• Brief: Please copy all the lines that follow, word for word.

• Data in this exercise:

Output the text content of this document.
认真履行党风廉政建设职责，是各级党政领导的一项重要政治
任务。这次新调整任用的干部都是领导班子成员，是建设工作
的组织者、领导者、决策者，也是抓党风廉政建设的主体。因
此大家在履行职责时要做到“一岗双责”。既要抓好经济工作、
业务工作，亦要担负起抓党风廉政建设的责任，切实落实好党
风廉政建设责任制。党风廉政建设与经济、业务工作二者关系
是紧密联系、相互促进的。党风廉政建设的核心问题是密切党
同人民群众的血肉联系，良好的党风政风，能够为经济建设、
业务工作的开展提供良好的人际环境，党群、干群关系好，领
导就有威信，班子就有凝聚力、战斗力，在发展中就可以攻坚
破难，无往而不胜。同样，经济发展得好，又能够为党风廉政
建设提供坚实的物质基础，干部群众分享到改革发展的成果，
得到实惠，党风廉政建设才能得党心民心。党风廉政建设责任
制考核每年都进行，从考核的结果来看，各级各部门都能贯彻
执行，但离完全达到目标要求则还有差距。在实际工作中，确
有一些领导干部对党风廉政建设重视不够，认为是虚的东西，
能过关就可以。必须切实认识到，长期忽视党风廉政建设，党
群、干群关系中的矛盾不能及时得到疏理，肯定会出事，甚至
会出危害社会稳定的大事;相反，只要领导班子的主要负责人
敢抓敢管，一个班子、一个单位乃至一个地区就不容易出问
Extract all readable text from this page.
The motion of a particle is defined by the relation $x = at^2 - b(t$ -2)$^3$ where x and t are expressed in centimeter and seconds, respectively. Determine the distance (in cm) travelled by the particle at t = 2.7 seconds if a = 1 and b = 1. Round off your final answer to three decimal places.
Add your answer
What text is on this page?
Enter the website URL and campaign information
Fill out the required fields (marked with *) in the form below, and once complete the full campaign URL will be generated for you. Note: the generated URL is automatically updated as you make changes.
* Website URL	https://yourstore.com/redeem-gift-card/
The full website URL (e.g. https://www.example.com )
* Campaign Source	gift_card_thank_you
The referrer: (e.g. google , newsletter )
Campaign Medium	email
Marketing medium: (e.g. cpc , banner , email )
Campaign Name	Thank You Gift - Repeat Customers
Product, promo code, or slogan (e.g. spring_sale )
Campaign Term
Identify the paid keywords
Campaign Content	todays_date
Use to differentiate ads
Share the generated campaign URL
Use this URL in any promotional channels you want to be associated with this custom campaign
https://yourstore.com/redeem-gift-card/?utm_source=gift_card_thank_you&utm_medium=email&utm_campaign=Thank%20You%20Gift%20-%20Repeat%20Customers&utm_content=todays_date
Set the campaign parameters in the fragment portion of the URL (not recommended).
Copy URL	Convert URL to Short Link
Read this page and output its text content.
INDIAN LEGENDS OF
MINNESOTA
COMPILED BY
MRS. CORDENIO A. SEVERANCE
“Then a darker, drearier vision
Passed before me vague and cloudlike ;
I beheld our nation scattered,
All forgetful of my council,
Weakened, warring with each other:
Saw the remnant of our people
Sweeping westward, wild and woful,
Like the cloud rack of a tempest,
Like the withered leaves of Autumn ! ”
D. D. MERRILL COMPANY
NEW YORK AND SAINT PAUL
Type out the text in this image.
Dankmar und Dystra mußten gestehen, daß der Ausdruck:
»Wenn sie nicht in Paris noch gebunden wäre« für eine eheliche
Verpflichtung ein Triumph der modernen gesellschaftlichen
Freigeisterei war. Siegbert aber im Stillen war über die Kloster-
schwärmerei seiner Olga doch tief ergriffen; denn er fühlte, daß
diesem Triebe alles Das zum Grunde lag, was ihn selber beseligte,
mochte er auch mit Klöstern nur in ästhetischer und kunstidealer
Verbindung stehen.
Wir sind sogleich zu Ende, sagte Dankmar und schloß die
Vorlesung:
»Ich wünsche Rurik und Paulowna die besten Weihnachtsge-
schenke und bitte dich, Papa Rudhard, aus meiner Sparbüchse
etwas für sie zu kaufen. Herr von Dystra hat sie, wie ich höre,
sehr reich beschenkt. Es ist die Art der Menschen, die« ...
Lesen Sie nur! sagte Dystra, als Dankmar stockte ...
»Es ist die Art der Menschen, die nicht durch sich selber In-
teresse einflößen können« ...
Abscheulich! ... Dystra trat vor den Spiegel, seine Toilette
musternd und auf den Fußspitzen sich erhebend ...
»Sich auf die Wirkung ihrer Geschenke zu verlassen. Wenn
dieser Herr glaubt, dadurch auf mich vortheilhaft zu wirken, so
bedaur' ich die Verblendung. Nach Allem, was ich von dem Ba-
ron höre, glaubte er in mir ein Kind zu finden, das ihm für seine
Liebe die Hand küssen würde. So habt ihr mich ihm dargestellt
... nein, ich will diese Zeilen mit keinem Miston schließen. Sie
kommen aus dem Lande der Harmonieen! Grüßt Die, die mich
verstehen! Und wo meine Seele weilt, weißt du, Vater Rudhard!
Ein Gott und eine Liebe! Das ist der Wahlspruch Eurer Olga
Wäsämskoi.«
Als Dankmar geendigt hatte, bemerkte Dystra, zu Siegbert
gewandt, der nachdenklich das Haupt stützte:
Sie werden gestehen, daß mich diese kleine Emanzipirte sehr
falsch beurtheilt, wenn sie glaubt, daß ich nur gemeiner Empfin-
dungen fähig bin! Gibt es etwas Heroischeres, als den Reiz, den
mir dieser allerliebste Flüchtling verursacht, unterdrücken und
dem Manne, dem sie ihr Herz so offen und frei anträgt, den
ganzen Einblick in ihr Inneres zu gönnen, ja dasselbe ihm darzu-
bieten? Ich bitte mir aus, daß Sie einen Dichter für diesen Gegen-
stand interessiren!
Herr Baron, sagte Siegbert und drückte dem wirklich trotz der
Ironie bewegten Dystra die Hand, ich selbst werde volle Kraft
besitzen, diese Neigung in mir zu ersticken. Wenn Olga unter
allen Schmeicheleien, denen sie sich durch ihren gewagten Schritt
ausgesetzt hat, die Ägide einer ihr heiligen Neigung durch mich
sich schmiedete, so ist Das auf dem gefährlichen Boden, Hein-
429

• Answer in full:
Output the text content of this document.
认真履行党风廉政建设职责，是各级党政领导的一项重要政治
任务。这次新调整任用的干部都是领导班子成员，是建设工作
的组织者、领导者、决策者，也是抓党风廉政建设的主体。因
此大家在履行职责时要做到“一岗双责”。既要抓好经济工作、
业务工作，亦要担负起抓党风廉政建设的责任，切实落实好党
风廉政建设责任制。党风廉政建设与经济、业务工作二者关系
是紧密联系、相互促进的。党风廉政建设的核心问题是密切党
同人民群众的血肉联系，良好的党风政风，能够为经济建设、
业务工作的开展提供良好的人际环境，党群、干群关系好，领
导就有威信，班子就有凝聚力、战斗力，在发展中就可以攻坚
破难，无往而不胜。同样，经济发展得好，又能够为党风廉政
建设提供坚实的物质基础，干部群众分享到改革发展的成果，
得到实惠，党风廉政建设才能得党心民心。党风廉政建设责任
制考核每年都进行，从考核的结果来看，各级各部门都能贯彻
执行，但离完全达到目标要求则还有差距。在实际工作中，确
有一些领导干部对党风廉政建设重视不够，认为是虚的东西，
能过关就可以。必须切实认识到，长期忽视党风廉政建设，党
群、干群关系中的矛盾不能及时得到疏理，肯定会出事，甚至
会出危害社会稳定的大事;相反，只要领导班子的主要负责人
敢抓敢管，一个班子、一个单位乃至一个地区就不容易出问
Extract all readable text from this page.
The motion of a particle is defined by the relation $x = at^2 - b(t$ -2)$^3$ where x and t are expressed in centimeter and seconds, respectively. Determine the distance (in cm) travelled by the particle at t = 2.7 seconds if a = 1 and b = 1. Round off your final answer to three decimal places.
Add your answer
What text is on this page?
Enter the website URL and campaign information
Fill out the required fields (marked with *) in the form below, and once complete the full campaign URL will be generated for you. Note: the generated URL is automatically updated as you make changes.
* Website URL	https://yourstore.com/redeem-gift-card/
The full website URL (e.g. https://www.example.com )
* Campaign Source	gift_card_thank_you
The referrer: (e.g. google , newsletter )
Campaign Medium	email
Marketing medium: (e.g. cpc , banner , email )
Campaign Name	Thank You Gift - Repeat Customers
Product, promo code, or slogan (e.g. spring_sale )
Campaign Term
Identify the paid keywords
Campaign Content	todays_date
Use to differentiate ads
Share the generated campaign URL
Use this URL in any promotional channels you want to be associated with this custom campaign
https://yourstore.com/redeem-gift-card/?utm_source=gift_card_thank_you&utm_medium=email&utm_campaign=Thank%20You%20Gift%20-%20Repeat%20Customers&utm_content=todays_date
Set the campaign parameters in the fragment portion of the URL (not recommended).
Copy URL	Convert URL to Short Link
Read this page and output its text content.
INDIAN LEGENDS OF
MINNESOTA
COMPILED BY
MRS. CORDENIO A. SEVERANCE
“Then a darker, drearier vision
Passed before me vague and cloudlike ;
I beheld our nation scattered,
All forgetful of my council,
Weakened, warring with each other:
Saw the remnant of our people
Sweeping westward, wild and woful,
Like the cloud rack of a tempest,
Like the withered leaves of Autumn ! ”
D. D. MERRILL COMPANY
NEW YORK AND SAINT PAUL
Type out the text in this image.
Dankmar und Dystra mußten gestehen, daß der Ausdruck:
»Wenn sie nicht in Paris noch gebunden wäre« für eine eheliche
Verpflichtung ein Triumph der modernen gesellschaftlichen
Freigeisterei war. Siegbert aber im Stillen war über die Kloster-
schwärmerei seiner Olga doch tief ergriffen; denn er fühlte, daß
diesem Triebe alles Das zum Grunde lag, was ihn selber beseligte,
mochte er auch mit Klöstern nur in ästhetischer und kunstidealer
Verbindung stehen.
Wir sind sogleich zu Ende, sagte Dankmar und schloß die
Vorlesung:
»Ich wünsche Rurik und Paulowna die besten Weihnachtsge-
schenke und bitte dich, Papa Rudhard, aus meiner Sparbüchse
etwas für sie zu kaufen. Herr von Dystra hat sie, wie ich höre,
sehr reich beschenkt. Es ist die Art der Menschen, die« ...
Lesen Sie nur! sagte Dystra, als Dankmar stockte ...
»Es ist die Art der Menschen, die nicht durch sich selber In-
teresse einflößen können« ...
Abscheulich! ... Dystra trat vor den Spiegel, seine Toilette
musternd und auf den Fußspitzen sich erhebend ...
»Sich auf die Wirkung ihrer Geschenke zu verlassen. Wenn
dieser Herr glaubt, dadurch auf mich vortheilhaft zu wirken, so
bedaur' ich die Verblendung. Nach Allem, was ich von dem Ba-
ron höre, glaubte er in mir ein Kind zu finden, das ihm für seine
Liebe die Hand küssen würde. So habt ihr mich ihm dargestellt
... nein, ich will diese Zeilen mit keinem Miston schließen. Sie
kommen aus dem Lande der Harmonieen! Grüßt Die, die mich
verstehen! Und wo meine Seele weilt, weißt du, Vater Rudhard!
Ein Gott und eine Liebe! Das ist der Wahlspruch Eurer Olga
Wäsämskoi.«
Als Dankmar geendigt hatte, bemerkte Dystra, zu Siegbert
gewandt, der nachdenklich das Haupt stützte:
Sie werden gestehen, daß mich diese kleine Emanzipirte sehr
falsch beurtheilt, wenn sie glaubt, daß ich nur gemeiner Empfin-
dungen fähig bin! Gibt es etwas Heroischeres, als den Reiz, den
mir dieser allerliebste Flüchtling verursacht, unterdrücken und
dem Manne, dem sie ihr Herz so offen und frei anträgt, den
ganzen Einblick in ihr Inneres zu gönnen, ja dasselbe ihm darzu-
bieten? Ich bitte mir aus, daß Sie einen Dichter für diesen Gegen-
stand interessiren!
Herr Baron, sagte Siegbert und drückte dem wirklich trotz der
Ironie bewegten Dystra die Hand, ich selbst werde volle Kraft
besitzen, diese Neigung in mir zu ersticken. Wenn Olga unter
allen Schmeicheleien, denen sie sich durch ihren gewagten Schritt
ausgesetzt hat, die Ägide einer ihr heiligen Neigung durch mich
sich schmiedete, so ist Das auf dem gefährlichen Boden, Hein-
429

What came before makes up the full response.